■ What you will do ■
In the material below, the lines containing the word "márc" are required; copy each of them.

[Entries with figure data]
★ ★ ★ ★

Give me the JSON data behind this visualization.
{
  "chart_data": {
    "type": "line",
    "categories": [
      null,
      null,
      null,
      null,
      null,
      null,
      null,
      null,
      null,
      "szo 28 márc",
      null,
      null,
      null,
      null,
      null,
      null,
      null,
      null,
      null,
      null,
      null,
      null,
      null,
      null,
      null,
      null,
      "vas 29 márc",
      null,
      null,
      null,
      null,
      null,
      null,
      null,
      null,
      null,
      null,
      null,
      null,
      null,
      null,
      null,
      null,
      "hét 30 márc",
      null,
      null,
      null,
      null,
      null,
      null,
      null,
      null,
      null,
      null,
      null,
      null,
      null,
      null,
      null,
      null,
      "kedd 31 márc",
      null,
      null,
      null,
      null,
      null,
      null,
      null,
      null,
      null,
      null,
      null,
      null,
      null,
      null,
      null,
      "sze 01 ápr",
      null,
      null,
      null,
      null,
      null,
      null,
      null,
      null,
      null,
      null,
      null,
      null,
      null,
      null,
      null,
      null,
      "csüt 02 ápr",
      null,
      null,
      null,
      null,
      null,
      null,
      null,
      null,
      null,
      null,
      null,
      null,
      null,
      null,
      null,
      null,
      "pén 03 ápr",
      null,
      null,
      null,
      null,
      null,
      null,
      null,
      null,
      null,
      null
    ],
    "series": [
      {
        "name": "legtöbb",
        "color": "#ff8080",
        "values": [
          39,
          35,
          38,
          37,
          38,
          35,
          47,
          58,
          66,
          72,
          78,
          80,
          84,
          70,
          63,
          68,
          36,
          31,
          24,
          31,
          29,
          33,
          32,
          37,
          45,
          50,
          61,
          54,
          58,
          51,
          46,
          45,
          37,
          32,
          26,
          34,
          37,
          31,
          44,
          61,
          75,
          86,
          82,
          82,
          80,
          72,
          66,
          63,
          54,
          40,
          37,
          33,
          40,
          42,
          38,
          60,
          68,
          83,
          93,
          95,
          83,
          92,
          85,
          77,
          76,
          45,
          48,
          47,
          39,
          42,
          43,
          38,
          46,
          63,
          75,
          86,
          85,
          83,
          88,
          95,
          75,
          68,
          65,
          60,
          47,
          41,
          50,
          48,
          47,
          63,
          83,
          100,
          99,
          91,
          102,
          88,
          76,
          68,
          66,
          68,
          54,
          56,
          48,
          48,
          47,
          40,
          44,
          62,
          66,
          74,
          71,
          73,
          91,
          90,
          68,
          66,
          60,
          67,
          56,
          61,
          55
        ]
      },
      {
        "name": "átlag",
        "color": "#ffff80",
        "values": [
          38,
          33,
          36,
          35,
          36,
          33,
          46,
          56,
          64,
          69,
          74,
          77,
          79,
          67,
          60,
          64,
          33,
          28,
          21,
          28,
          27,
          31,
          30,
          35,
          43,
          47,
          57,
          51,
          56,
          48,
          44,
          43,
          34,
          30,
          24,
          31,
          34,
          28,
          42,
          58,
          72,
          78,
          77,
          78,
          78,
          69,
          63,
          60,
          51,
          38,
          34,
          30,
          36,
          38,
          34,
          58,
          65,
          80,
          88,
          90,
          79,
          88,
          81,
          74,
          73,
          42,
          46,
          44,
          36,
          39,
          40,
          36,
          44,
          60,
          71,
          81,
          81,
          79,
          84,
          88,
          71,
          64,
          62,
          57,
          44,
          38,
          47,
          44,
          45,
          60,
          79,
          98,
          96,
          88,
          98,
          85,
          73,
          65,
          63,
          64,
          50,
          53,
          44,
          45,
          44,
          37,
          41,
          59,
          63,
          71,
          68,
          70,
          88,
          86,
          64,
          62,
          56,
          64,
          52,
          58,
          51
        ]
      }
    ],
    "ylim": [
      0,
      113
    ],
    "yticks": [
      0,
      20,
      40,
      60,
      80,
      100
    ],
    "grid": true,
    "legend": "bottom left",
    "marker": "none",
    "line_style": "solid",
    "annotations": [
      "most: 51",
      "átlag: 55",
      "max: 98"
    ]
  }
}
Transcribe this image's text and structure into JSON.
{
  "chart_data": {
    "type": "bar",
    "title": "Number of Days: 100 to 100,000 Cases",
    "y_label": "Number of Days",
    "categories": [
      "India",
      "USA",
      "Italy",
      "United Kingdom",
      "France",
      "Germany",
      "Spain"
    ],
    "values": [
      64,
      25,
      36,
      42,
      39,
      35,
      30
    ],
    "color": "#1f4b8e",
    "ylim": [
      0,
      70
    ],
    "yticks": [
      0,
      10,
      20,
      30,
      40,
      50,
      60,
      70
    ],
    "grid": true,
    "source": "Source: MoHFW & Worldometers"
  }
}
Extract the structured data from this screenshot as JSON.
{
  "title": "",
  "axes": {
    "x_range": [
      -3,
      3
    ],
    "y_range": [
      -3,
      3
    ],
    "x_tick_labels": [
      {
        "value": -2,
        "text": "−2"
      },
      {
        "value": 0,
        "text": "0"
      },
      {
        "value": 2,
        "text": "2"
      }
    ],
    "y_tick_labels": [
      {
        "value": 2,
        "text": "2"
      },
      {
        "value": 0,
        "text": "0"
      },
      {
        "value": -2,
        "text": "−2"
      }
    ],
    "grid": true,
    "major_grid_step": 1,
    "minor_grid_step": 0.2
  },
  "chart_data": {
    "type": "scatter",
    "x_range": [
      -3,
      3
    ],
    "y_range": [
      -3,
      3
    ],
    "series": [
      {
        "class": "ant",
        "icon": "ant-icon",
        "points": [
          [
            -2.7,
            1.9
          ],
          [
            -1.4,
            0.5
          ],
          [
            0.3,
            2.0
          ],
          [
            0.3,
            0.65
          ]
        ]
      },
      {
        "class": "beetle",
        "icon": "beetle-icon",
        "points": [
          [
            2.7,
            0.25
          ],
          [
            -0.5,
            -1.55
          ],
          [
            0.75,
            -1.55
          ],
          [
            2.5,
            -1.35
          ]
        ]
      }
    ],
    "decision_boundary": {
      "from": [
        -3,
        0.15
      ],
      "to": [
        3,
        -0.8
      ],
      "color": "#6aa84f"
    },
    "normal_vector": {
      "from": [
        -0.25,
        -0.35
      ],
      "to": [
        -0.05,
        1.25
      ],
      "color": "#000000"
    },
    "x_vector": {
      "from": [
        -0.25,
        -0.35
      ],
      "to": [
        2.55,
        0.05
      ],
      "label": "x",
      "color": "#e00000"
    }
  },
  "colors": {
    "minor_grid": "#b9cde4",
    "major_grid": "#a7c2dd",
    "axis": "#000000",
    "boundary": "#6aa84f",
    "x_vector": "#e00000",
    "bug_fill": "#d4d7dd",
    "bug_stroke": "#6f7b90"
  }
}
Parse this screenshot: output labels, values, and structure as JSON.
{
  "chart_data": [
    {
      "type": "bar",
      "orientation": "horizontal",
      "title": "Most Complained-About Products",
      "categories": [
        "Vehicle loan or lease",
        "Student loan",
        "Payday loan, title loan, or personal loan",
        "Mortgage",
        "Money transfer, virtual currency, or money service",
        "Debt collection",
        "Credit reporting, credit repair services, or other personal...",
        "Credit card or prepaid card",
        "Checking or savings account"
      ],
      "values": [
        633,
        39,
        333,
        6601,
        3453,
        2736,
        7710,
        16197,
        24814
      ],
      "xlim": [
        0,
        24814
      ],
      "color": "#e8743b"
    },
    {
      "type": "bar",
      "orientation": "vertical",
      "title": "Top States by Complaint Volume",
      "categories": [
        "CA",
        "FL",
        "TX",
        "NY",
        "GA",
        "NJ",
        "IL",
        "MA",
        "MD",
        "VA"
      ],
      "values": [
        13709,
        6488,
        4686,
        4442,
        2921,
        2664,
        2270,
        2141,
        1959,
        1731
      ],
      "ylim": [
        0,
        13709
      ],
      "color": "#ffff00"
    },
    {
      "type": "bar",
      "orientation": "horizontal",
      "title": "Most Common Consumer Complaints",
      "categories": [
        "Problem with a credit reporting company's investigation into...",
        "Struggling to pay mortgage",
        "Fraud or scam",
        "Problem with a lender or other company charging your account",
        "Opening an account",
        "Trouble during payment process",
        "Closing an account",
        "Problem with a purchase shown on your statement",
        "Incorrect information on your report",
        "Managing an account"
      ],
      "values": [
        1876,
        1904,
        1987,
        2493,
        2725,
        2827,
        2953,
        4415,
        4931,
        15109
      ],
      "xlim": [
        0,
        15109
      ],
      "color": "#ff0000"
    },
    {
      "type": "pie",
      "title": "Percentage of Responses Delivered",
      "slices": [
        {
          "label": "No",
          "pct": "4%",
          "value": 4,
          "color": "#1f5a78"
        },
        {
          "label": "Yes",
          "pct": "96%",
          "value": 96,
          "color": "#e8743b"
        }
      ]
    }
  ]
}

★ ★ ★ ★

■ The result ■
      "szo 28 márc",
      "vas 29 márc",
      "hét 30 márc",
      "kedd 31 márc",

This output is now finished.